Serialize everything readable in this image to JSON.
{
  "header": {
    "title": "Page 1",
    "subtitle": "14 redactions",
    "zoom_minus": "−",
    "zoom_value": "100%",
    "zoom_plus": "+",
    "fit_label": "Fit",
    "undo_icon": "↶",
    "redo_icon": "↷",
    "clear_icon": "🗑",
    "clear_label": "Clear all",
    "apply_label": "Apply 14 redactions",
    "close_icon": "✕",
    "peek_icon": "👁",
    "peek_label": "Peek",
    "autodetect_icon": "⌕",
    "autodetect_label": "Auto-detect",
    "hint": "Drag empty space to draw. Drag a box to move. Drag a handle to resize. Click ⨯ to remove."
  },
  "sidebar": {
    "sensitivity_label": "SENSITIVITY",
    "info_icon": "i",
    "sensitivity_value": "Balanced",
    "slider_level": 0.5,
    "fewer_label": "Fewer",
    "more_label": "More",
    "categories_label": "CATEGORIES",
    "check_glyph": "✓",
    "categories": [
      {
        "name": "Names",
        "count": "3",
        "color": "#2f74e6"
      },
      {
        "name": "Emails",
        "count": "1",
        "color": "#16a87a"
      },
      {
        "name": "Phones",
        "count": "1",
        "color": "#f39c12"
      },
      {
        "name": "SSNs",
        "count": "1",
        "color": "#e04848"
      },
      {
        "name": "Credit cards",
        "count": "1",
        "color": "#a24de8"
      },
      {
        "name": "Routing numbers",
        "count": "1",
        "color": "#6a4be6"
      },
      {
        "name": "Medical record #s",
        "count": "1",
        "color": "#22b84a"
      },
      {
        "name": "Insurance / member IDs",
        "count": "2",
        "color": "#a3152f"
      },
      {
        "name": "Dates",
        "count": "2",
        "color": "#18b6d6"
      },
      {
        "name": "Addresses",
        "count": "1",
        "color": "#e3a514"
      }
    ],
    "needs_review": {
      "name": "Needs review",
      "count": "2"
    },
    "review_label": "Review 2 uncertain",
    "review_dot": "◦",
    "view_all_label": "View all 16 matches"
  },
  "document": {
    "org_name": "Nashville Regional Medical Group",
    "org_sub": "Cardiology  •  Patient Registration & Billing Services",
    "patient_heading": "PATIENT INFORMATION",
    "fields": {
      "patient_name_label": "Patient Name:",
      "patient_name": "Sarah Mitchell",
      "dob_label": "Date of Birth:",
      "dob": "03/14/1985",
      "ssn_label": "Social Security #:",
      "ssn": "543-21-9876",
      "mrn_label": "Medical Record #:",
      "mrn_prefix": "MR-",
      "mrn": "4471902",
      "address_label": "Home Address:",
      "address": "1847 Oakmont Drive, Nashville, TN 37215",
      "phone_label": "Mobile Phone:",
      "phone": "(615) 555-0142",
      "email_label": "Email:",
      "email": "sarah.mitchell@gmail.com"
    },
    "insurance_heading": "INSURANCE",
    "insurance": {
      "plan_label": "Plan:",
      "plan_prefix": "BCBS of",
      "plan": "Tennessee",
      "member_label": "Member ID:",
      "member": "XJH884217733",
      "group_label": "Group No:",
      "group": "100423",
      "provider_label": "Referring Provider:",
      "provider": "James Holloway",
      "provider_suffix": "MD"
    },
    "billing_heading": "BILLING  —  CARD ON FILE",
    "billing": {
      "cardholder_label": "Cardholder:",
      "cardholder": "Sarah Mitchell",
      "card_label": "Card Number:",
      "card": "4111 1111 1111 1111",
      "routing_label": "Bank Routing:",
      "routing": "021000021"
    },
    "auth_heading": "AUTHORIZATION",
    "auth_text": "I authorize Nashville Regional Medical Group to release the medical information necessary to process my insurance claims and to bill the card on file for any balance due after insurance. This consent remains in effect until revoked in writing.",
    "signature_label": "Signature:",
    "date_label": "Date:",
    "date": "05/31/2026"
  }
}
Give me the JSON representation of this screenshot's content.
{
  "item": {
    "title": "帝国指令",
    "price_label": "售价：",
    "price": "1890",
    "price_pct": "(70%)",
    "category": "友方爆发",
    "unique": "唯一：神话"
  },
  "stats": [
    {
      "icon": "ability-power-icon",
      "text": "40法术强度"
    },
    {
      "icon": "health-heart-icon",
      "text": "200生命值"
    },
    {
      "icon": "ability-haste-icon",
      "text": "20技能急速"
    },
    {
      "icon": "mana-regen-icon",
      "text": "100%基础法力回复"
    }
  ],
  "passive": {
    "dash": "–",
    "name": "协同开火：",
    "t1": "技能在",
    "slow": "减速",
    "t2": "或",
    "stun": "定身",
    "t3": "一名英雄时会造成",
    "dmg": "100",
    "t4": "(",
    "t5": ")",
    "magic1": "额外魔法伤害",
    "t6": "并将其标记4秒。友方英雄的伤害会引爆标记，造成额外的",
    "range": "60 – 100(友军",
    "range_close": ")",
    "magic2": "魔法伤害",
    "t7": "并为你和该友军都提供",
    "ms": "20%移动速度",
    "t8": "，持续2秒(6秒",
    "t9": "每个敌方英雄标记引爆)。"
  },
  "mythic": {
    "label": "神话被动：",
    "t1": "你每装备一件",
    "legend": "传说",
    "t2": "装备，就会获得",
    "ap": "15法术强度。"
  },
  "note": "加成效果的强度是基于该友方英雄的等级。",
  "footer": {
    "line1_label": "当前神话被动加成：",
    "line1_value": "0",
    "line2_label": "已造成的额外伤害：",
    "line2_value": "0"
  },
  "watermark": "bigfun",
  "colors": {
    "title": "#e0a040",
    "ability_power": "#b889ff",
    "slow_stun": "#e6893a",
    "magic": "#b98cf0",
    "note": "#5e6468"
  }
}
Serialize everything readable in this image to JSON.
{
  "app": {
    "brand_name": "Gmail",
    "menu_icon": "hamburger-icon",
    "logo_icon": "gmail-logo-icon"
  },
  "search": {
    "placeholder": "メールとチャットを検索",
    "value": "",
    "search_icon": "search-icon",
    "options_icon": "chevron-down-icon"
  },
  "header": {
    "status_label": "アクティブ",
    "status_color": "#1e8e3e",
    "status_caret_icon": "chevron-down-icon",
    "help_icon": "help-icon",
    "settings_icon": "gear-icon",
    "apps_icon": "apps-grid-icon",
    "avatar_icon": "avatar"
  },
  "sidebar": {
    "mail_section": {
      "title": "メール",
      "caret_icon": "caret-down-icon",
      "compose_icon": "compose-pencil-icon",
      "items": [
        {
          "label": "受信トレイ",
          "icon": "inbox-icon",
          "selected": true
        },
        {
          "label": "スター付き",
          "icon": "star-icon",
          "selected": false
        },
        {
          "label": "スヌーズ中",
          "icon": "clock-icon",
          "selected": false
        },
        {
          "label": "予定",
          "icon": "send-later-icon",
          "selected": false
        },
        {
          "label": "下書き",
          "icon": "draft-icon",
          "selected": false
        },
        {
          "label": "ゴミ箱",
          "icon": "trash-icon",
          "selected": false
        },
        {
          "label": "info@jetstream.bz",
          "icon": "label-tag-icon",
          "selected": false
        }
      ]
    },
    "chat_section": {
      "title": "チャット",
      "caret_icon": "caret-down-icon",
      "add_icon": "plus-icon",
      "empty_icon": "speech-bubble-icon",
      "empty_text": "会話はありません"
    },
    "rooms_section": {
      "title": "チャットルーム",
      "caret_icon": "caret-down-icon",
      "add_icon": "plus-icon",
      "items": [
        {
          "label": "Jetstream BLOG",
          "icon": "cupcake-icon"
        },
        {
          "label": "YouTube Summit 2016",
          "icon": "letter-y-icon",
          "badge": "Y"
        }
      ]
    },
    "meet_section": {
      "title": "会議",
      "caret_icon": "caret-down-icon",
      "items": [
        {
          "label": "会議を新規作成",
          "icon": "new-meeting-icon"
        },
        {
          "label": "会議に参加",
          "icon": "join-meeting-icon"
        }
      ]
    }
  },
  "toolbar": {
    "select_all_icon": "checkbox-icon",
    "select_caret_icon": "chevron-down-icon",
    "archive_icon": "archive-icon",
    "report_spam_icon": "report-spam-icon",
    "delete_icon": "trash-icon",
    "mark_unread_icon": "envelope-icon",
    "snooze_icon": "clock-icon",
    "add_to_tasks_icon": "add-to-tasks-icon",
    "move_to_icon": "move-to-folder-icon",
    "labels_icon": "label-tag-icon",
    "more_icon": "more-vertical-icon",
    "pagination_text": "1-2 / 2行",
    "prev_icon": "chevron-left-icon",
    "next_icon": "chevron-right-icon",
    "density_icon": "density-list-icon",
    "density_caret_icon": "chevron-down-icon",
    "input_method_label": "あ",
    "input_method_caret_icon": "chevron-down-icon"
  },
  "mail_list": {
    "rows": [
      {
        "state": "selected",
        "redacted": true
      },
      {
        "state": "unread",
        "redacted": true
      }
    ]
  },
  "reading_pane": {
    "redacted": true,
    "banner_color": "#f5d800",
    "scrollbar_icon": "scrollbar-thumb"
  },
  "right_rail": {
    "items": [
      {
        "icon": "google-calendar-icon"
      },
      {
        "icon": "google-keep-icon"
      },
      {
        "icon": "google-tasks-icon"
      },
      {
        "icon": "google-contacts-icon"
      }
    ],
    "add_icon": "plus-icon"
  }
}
▬▬▬
• _What you are asked to do_: Return every line containing "Nashville".

• _Reply_:
    "org_name": "Nashville Regional Medical Group",
      "address": "1847 Oakmont Drive, Nashville, TN 37215",
    "auth_text": "I authorize Nashville Regional Medical Group to release the medical information necessary to process my insurance claims and to bill the card on file for any balance due after insurance. This consent remains in effect until revoked in writing.",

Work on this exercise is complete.